_TO DO_:
Tally up the lines carrying the string "structured" and respond with only the resulting number.

_LISTED RECORDS_:
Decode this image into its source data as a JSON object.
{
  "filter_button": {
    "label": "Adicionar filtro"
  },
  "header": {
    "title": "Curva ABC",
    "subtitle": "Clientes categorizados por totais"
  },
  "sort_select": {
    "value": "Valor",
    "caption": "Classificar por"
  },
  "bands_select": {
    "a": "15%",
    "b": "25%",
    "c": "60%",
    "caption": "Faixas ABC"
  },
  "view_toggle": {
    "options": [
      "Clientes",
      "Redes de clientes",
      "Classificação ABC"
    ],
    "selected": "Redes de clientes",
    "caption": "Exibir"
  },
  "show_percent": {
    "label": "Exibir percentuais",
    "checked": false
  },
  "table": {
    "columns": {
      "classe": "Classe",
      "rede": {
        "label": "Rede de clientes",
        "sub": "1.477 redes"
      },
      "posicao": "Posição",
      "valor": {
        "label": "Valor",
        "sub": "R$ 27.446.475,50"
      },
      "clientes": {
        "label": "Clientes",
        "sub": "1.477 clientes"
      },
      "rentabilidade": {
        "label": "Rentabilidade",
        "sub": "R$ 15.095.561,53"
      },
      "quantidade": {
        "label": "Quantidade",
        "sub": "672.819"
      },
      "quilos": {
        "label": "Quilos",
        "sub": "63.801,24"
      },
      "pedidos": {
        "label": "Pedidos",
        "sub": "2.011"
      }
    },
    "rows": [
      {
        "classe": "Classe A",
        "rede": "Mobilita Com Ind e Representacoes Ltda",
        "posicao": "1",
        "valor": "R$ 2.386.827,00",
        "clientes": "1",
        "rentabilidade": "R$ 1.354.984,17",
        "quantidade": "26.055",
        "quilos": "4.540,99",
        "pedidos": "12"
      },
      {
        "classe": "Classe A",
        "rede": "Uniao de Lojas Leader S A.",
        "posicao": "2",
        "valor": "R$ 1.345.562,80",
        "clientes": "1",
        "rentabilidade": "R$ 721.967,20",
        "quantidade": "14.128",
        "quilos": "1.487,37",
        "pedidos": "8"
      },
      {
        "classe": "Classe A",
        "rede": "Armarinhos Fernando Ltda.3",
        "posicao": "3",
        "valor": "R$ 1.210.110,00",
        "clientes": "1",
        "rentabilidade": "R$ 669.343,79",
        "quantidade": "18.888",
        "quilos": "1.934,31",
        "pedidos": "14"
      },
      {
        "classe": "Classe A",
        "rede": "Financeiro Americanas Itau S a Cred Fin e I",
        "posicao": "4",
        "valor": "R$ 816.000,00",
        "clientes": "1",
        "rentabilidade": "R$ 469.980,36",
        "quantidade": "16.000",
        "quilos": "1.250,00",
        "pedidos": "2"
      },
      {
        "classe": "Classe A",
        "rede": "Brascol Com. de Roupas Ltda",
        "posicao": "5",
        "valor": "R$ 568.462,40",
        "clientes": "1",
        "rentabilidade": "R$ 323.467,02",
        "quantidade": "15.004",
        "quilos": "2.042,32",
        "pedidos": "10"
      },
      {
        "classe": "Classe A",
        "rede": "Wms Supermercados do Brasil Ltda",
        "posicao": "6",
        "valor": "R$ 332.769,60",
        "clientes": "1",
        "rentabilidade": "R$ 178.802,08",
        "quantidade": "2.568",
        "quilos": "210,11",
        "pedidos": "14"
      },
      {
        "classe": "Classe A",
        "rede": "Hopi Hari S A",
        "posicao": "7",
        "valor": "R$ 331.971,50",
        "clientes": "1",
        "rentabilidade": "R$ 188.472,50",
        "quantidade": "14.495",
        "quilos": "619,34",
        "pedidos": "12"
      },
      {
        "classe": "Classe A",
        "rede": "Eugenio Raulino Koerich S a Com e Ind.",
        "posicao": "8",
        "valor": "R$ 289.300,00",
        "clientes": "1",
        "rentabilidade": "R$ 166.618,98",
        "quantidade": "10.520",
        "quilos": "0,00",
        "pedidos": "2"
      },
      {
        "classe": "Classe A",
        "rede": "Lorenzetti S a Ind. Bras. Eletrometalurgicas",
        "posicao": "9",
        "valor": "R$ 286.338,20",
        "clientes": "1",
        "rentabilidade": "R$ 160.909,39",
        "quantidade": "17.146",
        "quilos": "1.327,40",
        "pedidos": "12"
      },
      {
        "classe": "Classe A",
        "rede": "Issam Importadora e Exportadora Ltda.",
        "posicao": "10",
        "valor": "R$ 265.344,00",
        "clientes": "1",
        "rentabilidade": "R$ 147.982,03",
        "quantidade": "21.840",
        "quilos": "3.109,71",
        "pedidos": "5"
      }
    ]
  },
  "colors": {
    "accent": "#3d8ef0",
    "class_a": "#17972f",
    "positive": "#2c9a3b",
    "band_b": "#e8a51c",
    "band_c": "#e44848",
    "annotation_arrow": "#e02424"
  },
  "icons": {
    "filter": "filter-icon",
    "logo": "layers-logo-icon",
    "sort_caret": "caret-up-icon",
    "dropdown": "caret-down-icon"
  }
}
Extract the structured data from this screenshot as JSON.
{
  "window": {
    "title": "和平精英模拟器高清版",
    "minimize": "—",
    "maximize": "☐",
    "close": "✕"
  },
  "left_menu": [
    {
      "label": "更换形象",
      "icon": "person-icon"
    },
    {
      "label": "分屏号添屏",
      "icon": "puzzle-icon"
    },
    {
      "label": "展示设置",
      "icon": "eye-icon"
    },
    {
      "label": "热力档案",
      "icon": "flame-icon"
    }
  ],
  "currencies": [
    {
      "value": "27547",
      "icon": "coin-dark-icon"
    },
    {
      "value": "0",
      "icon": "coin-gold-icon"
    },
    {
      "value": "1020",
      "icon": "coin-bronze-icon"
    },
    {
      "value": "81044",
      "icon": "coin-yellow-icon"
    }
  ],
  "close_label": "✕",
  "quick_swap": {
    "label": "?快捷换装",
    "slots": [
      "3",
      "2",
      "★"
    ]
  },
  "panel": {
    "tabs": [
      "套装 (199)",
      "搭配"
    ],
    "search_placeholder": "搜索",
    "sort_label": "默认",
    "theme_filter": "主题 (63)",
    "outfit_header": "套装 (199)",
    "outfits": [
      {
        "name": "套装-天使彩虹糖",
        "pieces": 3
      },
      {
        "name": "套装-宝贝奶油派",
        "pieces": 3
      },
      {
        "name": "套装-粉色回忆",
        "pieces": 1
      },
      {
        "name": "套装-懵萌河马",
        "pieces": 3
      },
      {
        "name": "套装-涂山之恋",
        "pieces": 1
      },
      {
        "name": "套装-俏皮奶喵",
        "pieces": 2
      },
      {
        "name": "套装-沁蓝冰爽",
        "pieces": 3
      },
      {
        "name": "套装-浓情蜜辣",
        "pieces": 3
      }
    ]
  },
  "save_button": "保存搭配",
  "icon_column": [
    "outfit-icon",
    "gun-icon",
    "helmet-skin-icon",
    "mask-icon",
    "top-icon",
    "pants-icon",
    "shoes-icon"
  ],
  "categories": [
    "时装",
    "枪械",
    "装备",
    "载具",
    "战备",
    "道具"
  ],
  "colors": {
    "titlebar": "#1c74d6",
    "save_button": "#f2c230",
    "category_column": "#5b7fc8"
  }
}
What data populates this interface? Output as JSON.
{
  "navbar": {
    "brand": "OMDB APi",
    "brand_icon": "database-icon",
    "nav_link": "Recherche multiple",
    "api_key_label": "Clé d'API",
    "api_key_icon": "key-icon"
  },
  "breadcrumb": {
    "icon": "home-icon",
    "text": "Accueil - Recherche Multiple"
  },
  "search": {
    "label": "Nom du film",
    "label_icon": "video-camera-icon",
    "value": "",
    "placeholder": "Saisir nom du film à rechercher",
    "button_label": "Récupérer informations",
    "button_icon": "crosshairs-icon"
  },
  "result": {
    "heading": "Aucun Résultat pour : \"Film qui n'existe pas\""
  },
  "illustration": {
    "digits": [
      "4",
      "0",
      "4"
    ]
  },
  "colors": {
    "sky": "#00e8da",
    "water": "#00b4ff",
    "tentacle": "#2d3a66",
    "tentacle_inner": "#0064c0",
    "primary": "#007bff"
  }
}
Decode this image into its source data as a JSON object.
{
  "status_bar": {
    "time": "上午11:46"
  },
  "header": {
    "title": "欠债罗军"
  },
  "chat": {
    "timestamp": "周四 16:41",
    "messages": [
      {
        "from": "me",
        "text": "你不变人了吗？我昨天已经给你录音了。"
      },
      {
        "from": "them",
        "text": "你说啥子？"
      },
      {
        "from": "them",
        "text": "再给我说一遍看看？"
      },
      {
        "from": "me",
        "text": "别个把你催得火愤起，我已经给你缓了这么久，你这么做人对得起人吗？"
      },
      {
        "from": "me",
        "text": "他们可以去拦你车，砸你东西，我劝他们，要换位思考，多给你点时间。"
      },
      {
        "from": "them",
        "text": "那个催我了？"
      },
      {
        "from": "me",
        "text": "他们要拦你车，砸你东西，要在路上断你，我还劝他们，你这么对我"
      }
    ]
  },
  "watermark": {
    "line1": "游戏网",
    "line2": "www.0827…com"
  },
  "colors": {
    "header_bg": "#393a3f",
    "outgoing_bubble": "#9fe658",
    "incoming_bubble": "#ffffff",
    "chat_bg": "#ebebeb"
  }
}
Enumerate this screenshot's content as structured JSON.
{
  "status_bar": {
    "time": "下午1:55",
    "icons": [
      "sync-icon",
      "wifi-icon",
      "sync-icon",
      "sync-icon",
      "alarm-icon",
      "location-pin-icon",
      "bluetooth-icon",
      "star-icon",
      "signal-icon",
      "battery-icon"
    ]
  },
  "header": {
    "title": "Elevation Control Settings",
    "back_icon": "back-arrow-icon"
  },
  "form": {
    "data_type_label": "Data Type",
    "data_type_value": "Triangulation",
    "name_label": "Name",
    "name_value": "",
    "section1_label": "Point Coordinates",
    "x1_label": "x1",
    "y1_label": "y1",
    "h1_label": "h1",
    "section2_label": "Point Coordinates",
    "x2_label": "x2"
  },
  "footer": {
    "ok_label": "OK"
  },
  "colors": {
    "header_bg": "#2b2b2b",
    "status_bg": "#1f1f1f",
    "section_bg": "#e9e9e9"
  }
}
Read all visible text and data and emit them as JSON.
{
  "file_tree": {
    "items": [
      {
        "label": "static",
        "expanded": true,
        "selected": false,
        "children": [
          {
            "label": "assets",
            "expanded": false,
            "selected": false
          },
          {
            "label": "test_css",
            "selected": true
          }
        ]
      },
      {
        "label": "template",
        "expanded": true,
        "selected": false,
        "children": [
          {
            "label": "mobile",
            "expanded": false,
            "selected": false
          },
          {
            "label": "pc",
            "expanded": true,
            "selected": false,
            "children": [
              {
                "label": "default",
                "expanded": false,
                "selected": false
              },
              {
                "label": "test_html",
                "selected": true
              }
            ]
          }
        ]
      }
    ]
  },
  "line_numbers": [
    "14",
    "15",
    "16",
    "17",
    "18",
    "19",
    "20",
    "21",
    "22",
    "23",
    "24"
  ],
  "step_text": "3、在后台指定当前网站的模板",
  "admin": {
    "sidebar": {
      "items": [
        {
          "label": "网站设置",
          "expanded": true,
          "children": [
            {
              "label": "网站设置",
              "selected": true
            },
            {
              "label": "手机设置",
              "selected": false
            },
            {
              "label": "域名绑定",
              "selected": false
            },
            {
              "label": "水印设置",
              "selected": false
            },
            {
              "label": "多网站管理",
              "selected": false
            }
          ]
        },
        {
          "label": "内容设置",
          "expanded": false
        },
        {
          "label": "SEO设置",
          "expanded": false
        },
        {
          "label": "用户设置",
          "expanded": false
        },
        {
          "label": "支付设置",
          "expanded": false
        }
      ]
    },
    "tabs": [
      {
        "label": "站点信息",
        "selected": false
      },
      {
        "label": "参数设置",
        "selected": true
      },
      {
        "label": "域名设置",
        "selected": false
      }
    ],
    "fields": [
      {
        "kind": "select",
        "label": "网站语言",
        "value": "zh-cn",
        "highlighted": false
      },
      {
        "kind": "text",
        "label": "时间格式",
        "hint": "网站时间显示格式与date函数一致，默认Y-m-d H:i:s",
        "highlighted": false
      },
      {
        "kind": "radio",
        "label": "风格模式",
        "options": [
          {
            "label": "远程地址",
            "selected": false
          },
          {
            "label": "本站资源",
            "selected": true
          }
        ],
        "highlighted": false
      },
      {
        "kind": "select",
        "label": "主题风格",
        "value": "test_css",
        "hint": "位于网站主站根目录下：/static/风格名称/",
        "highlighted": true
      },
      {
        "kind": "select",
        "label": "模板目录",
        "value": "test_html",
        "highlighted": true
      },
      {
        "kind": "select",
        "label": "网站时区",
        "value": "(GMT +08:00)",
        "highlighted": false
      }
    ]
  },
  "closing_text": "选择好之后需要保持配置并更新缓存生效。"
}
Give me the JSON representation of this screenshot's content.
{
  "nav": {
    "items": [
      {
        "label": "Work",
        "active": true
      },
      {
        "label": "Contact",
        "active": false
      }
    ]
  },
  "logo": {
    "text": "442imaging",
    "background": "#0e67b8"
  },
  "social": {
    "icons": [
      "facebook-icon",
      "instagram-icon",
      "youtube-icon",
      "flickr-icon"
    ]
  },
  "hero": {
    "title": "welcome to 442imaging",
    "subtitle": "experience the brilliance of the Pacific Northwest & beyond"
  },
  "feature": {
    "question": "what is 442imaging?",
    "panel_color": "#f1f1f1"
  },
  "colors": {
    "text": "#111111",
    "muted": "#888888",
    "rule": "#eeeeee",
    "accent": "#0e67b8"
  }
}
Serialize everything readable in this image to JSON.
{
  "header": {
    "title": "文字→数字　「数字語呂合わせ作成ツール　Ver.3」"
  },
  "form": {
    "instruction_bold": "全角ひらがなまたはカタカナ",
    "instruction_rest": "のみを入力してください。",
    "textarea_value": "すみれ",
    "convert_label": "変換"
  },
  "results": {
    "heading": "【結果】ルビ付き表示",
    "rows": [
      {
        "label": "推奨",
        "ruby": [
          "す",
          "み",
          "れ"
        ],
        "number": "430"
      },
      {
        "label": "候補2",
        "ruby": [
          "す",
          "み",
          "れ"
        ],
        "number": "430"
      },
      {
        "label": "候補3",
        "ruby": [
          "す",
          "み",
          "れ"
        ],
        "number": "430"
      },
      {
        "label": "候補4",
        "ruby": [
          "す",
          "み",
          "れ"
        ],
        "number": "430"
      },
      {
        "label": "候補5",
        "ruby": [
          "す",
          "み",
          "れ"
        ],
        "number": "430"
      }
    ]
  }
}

_RESPONSE TO THE EXERCISE_:
2